TO DO:
A. Read the oak tree transcript and decide whether each statement agrees with it: (i) the reply from Clarence House came as a hardcopy letter, (ii) the brewing company gave two dollars for every Great White Oak beer sold, and (iii) Sarah Harmer was paid for her benefit concert. Answer yes or no for each, and quote the deciding words.
B. Resume the oak tree transcript right after its final sentence.

QUOTED TEXT:
****
Well yeah, yes. But if that's, hey, that was -  some of the Councilors were laughing around the regional meeting.


Doug Still 
32:45

Yeah, well, they messed with the wrong 87 year old lady. 


[theme music]


When we come back from a short break, we'll learn what happened next. You're listening to This Old Tree
.


[Song - Squeaking Voices by Sarah Harmer]


Doug Still 
33:50

So after she spoke, after that public meeting, what changed?


Allan Elgar 
33:55

What really changed was everybody that engaged - not just around Oak Hill, but I'm talking in other countries also - were sending emails of support about how important trees were to them. It was different countries across the world.


Doug Still 
34:13

The fundraising had begun, and the story hit the national media. Letters of support and donations poured in, including from one Royal tree lover across the Atlantic.


Allan Elgar 
34:27

Then also Prince Charles, who is now the king, sent a letter from Clarence House, saying that he felt that the tree should be protected. [Amazing] The Prince of Wales was indeed very concerned to hear about the threat to one of the few remaining trees in Oakville.


Doug Still 
34:46

So he heard about it through the news? 


Allan Elgar 
34:49

He heard about it through a lady who lived in Toronto, but knew Prince Charles. So she sent him a fax and that was on October the 19th, 2006.


Doug Still 
35:03

I remember faxes.


 Allan Elgar 
35:07

Yes, were getting older [both laugh]


Doug Still 
35:08

And she had a direct fax line to Prince Charles. 

Allan Elgar 
35:12

Yes she did. Yeah. And she took the time to do it. And they sent back a hardcopy letter with the Clarence House logo on it.


Doug Still 
35:22

Where did the donations come from. All over?


Allan Elgar 
35:26

Yes. We had schoolkids selling oak leaves. We had a jewelry store downtown Oakville who made gold or silver acorns which they were selling and given the proceeds to this fund. We had it a brewing company in Oakville, which was giving for every beer sold of the Great White Oak beer, and put the label of the tree on it and everything. They gave a buck for every one. And then we also had one donor who, just herself, gave $150,000.


Doug Still 
36:02

Wow, wow. Anonymously?


Allan Elgar 
36:05

Yes, it was anonymous at the time. Yes, it was. She said, “I will match whatever you give.” And it was still a little low, so she wrote out a check for $150,000.


Doug Still 
36:18

Incredible. So that was sort of the Keystone donation?


Allan Elgar 
36:22

That was absolutely. We had a singer called Sarah Harmer. I'm not sure if you've heard of her down there. but she's a pretty famous singer. She put on a benefit concert for us for free. Every dollar of the proceeds went to saving the oak tree.
****
DATA:
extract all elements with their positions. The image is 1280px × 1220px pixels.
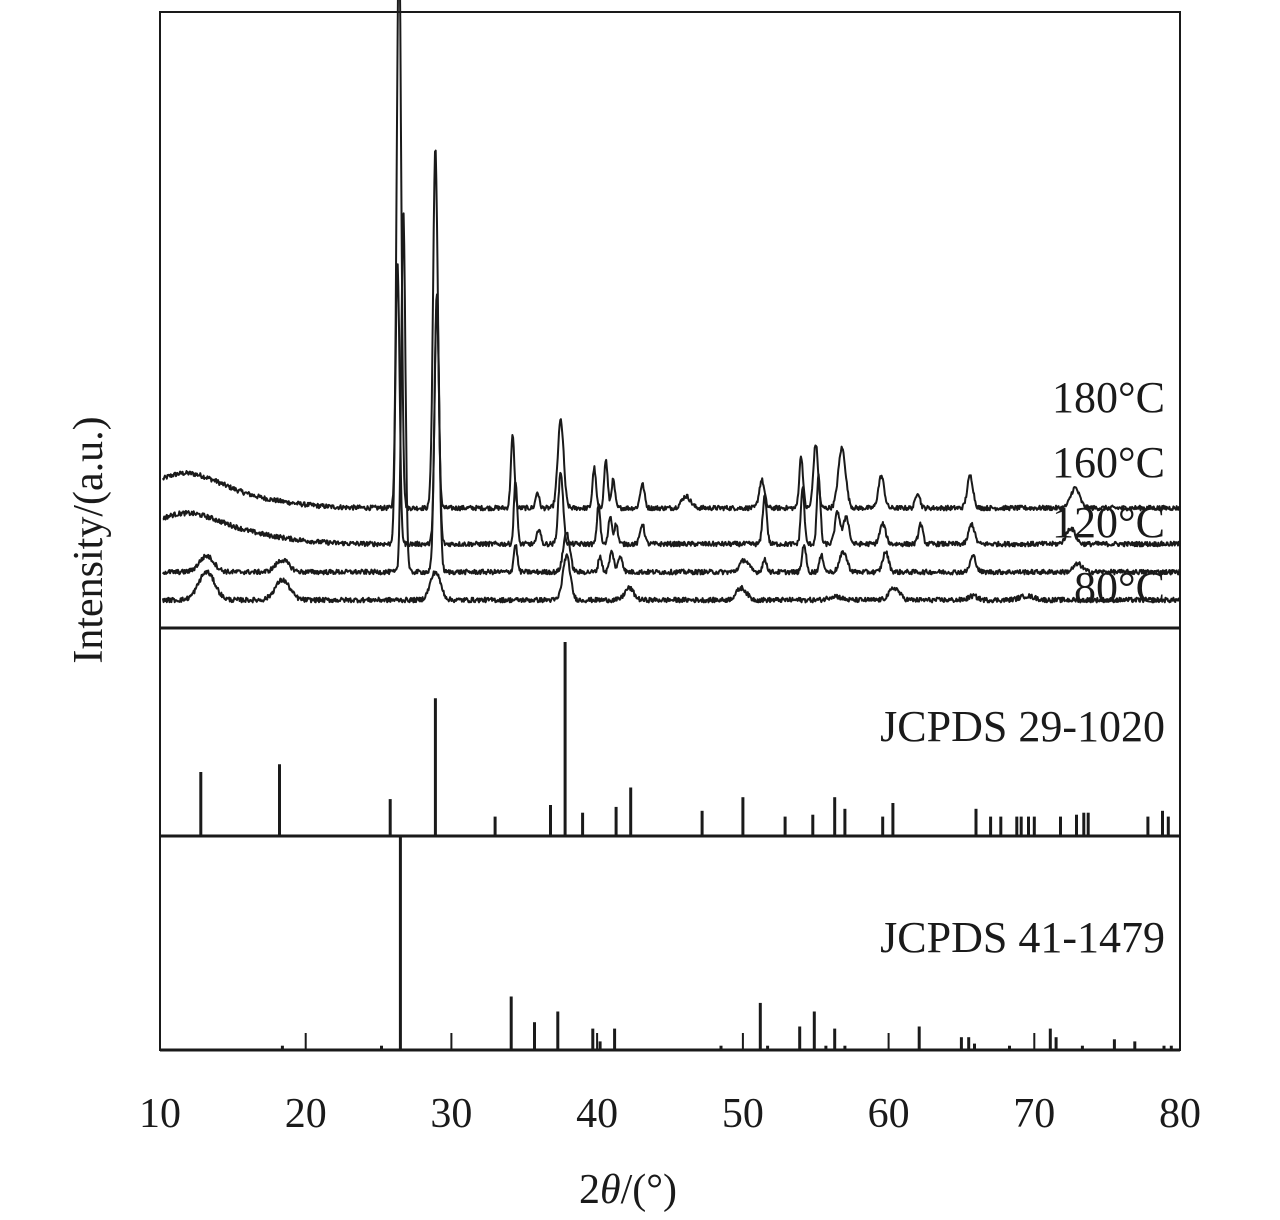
****
RESPONSES FOR EACH TASK:
A.
(i) Yes: "they sent back a hardcopy letter with the Clarence House logo on it."
(ii) No: "They gave a buck for every one."
(iii) No: "She put on a benefit concert for us for free."

B.
Doug Still 
36:39

This was during that nine month effort. 


Allan Elgar 
36:43

Yep, this was during the effort. And she gave every dollar she made at that concert. We had that through the Oakville -  I set that up through the Oakville Art Center. So the money all went through the Oakville Art Center to buy your tickets. So everything was very straightforward, but not $1 went to her. She is one good person. And you know something, from then on we knew we could do it. We figured we'd raised around $270,000 out of the 343. And then the Province and the Region and the town of Oakville threw in the rest to make it work.


Doug Still 
37:24

Not everyone was pleased that the City was spending this money to save a single tree, based on an article in the National Post in January 2007 entitled “Not all of Oakville Rooting for Old Tree.” Said one constituent, “Realistically, this seems to have more emotional weight than any sort of logical weight…because it is going to be in the middle of a four lane highway. Nobody even thought to talk to the voters.” 


But it seems most people thought differently. This was a fast moving train, and nothing was going to get in the way of saving the Bronte Oak. To preservationists, the effort touched something deep inside. 


[theme music]


They rerouted the highway around the tree, giving it ample room, forming the island I first told you about. Councilman Elgar spreads the praise.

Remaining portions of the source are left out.